◆ What the task requires: Give only the number of lines in the listing below where the string "this" occurs.

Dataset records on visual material
- - - - - - -

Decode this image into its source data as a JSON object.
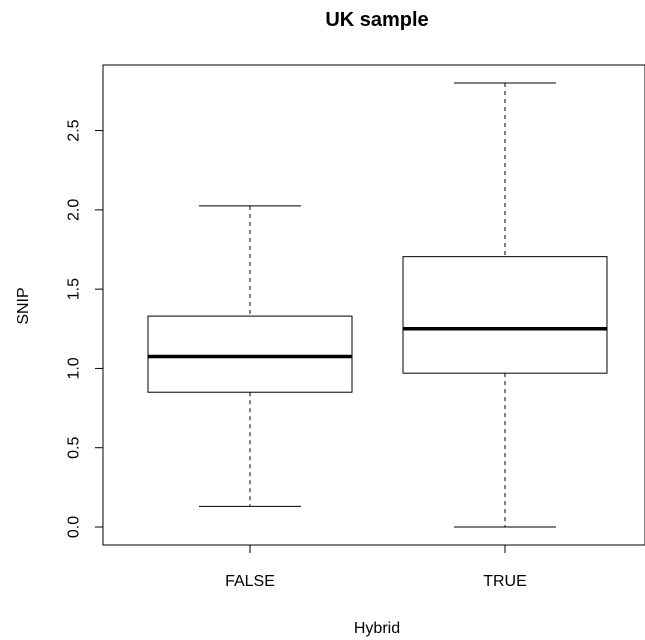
{
  "chart_data": {
    "type": "boxplot",
    "title": "UK sample",
    "xlabel": "Hybrid",
    "ylabel": "SNIP",
    "categories": [
      "FALSE",
      "TRUE"
    ],
    "yticks": [
      0.0,
      0.5,
      1.0,
      1.5,
      2.0,
      2.5
    ],
    "ytick_labels": [
      "0.0",
      "0.5",
      "1.0",
      "1.5",
      "2.0",
      "2.5"
    ],
    "ylim": [
      -0.1,
      2.89
    ],
    "grid": false,
    "legend": "none",
    "boxes": [
      {
        "category": "FALSE",
        "whisker_low": 0.13,
        "q1": 0.85,
        "median": 1.075,
        "q3": 1.33,
        "whisker_high": 2.025
      },
      {
        "category": "TRUE",
        "whisker_low": 0.0,
        "q1": 0.97,
        "median": 1.25,
        "q3": 1.705,
        "whisker_high": 2.8
      }
    ],
    "colors": {
      "box_fill": "#ffffff",
      "stroke": "#000000"
    }
  }
}
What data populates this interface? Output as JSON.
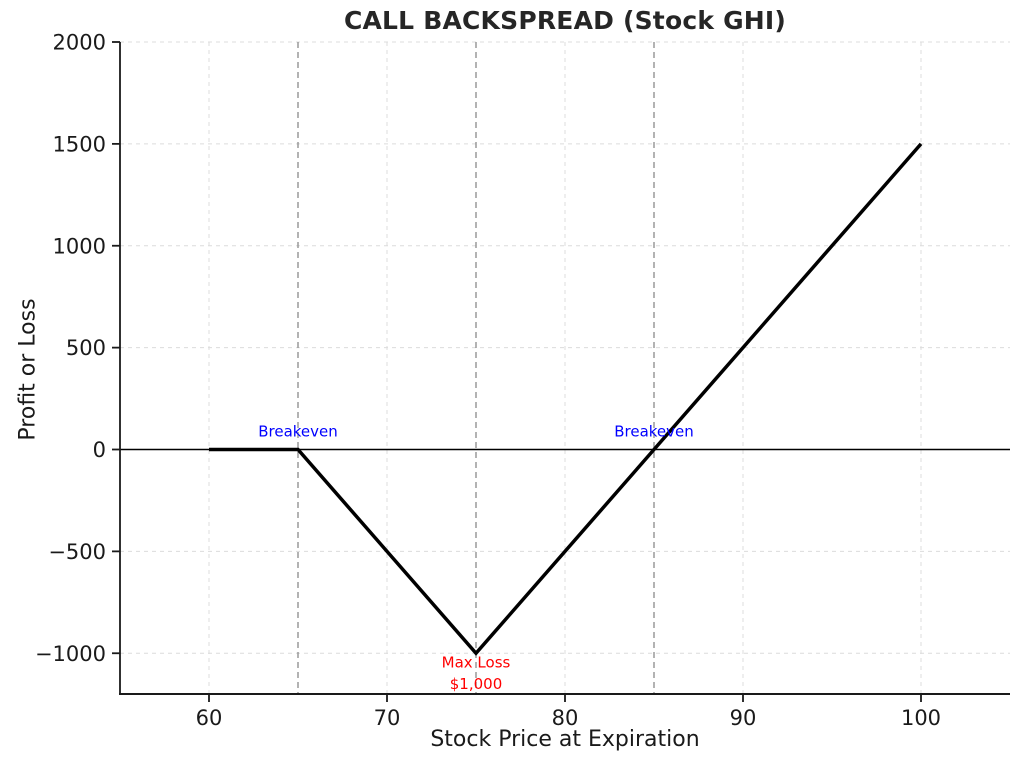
{
  "chart_data": {
    "type": "line",
    "title": "CALL BACKSPREAD (Stock GHI)",
    "xlabel": "Stock Price at Expiration",
    "ylabel": "Profit or Loss",
    "xlim": [
      55,
      105
    ],
    "ylim": [
      -1200,
      2000
    ],
    "xticks": [
      60,
      70,
      80,
      90,
      100
    ],
    "yticks": [
      -1000,
      -500,
      0,
      500,
      1000,
      1500,
      2000
    ],
    "grid": true,
    "grid_style": "dashed",
    "series": [
      {
        "name": "payoff",
        "color": "#000000",
        "width": 3.5,
        "points": [
          [
            60,
            0
          ],
          [
            65,
            0
          ],
          [
            75,
            -1000
          ],
          [
            100,
            1500
          ]
        ]
      }
    ],
    "hlines": [
      {
        "y": 0,
        "color": "#000000",
        "style": "solid",
        "width": 1.6
      }
    ],
    "vlines": [
      {
        "x": 65,
        "color": "#8a8a8a",
        "style": "dashed",
        "width": 1.3
      },
      {
        "x": 75,
        "color": "#8a8a8a",
        "style": "dashed",
        "width": 1.3
      },
      {
        "x": 85,
        "color": "#8a8a8a",
        "style": "dashed",
        "width": 1.3
      }
    ],
    "annotations": [
      {
        "name": "breakeven-lower",
        "text": "Breakeven",
        "x": 65,
        "y": 88,
        "color": "#0000ff"
      },
      {
        "name": "breakeven-upper",
        "text": "Breakeven",
        "x": 85,
        "y": 88,
        "color": "#0000ff"
      },
      {
        "name": "max-loss-line1",
        "text": "Max Loss",
        "x": 75,
        "y": -1045,
        "color": "#ff0000"
      },
      {
        "name": "max-loss-line2",
        "text": "$1,000",
        "x": 75,
        "y": -1150,
        "color": "#ff0000"
      }
    ],
    "colors": {
      "grid": "#dcdcdc",
      "spine": "#1a1a1a",
      "tick": "#1a1a1a"
    }
  }
}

- - - - - - -

◆ Finished answer: 2